- INSTRUCTIONS FOR THE TASK -
Copy out each line of the listing that has the word "Peter" in it.

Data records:
..............................

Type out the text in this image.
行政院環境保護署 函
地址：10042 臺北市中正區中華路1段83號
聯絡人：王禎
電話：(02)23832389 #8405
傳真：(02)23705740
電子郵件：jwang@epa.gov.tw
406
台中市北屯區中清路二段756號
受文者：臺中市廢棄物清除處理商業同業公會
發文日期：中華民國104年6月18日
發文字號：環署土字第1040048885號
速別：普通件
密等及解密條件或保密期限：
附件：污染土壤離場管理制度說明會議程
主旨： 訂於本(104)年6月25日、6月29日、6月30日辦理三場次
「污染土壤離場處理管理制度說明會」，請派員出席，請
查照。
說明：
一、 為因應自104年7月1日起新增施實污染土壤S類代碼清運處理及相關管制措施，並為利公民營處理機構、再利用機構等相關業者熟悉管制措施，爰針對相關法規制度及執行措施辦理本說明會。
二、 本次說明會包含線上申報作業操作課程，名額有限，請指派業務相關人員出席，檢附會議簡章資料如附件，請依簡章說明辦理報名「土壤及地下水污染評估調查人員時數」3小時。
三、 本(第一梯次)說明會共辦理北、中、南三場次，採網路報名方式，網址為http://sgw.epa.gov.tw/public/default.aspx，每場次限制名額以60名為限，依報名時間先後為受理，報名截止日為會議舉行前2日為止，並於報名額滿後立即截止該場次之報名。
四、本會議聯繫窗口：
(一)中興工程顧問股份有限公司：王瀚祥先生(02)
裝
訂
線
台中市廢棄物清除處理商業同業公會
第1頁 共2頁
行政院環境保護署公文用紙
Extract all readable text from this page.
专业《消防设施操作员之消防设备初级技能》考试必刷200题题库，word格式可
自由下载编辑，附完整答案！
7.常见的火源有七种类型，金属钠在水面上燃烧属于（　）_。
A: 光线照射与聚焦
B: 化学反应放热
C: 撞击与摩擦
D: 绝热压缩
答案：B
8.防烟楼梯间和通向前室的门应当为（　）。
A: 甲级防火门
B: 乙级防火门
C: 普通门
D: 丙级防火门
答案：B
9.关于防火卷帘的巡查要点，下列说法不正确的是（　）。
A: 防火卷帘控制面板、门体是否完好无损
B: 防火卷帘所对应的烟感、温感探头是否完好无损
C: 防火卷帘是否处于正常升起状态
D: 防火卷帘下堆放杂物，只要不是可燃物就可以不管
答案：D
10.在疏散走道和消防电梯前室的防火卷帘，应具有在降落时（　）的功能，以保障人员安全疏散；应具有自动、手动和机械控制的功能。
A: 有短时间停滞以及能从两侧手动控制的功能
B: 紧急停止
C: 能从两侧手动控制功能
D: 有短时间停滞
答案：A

..............................

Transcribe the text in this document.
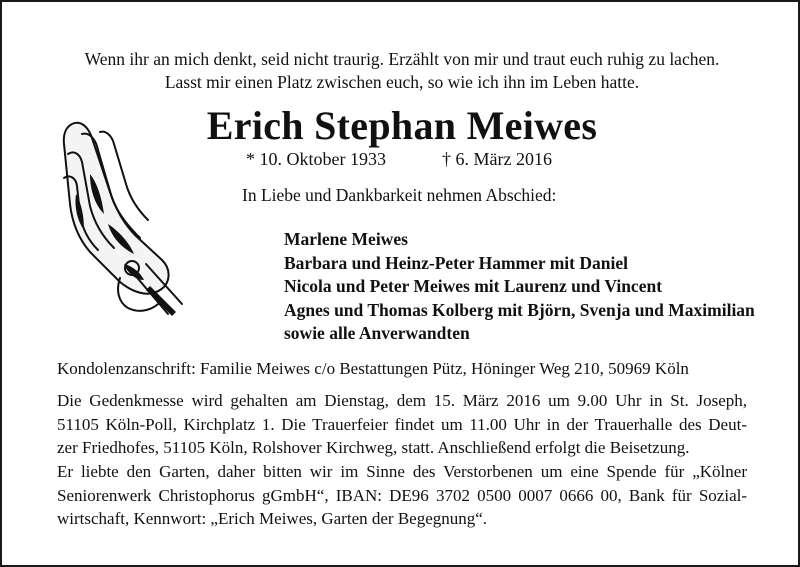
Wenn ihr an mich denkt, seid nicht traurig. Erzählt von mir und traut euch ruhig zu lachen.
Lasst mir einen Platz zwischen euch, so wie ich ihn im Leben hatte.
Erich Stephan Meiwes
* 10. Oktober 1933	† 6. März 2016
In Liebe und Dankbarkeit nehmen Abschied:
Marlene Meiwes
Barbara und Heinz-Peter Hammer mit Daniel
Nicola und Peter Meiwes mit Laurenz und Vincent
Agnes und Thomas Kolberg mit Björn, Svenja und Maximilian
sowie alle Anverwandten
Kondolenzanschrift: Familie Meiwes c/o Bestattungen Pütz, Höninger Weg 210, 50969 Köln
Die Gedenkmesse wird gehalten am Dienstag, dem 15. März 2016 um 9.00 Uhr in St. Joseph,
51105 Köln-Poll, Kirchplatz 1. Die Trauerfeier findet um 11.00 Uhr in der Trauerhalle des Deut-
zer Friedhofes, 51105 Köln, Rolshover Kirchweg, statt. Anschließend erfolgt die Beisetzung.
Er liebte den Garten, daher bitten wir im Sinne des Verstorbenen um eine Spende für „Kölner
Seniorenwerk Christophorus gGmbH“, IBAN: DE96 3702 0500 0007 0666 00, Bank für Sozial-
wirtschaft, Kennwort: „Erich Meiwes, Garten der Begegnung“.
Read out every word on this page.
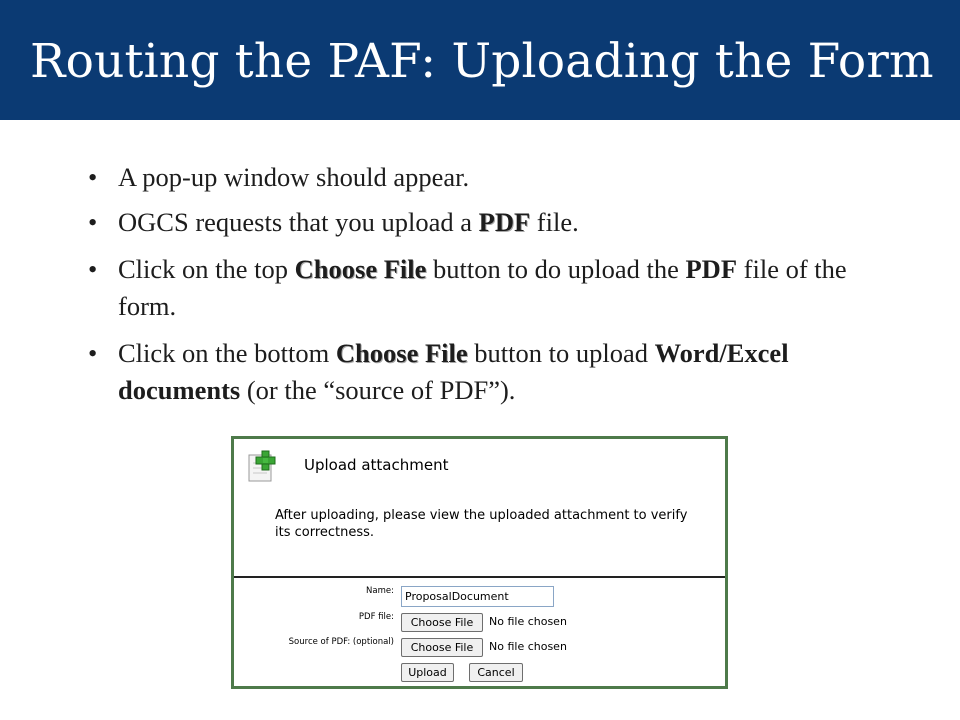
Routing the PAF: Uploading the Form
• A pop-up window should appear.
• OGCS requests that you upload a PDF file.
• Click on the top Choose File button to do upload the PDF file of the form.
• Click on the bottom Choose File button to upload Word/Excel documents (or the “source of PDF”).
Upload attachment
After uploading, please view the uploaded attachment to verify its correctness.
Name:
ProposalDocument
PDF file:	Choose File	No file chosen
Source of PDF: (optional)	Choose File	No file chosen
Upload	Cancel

..............................

- ANSWER BELOW -
Barbara und Heinz-Peter Hammer mit Daniel
Nicola und Peter Meiwes mit Laurenz und Vincent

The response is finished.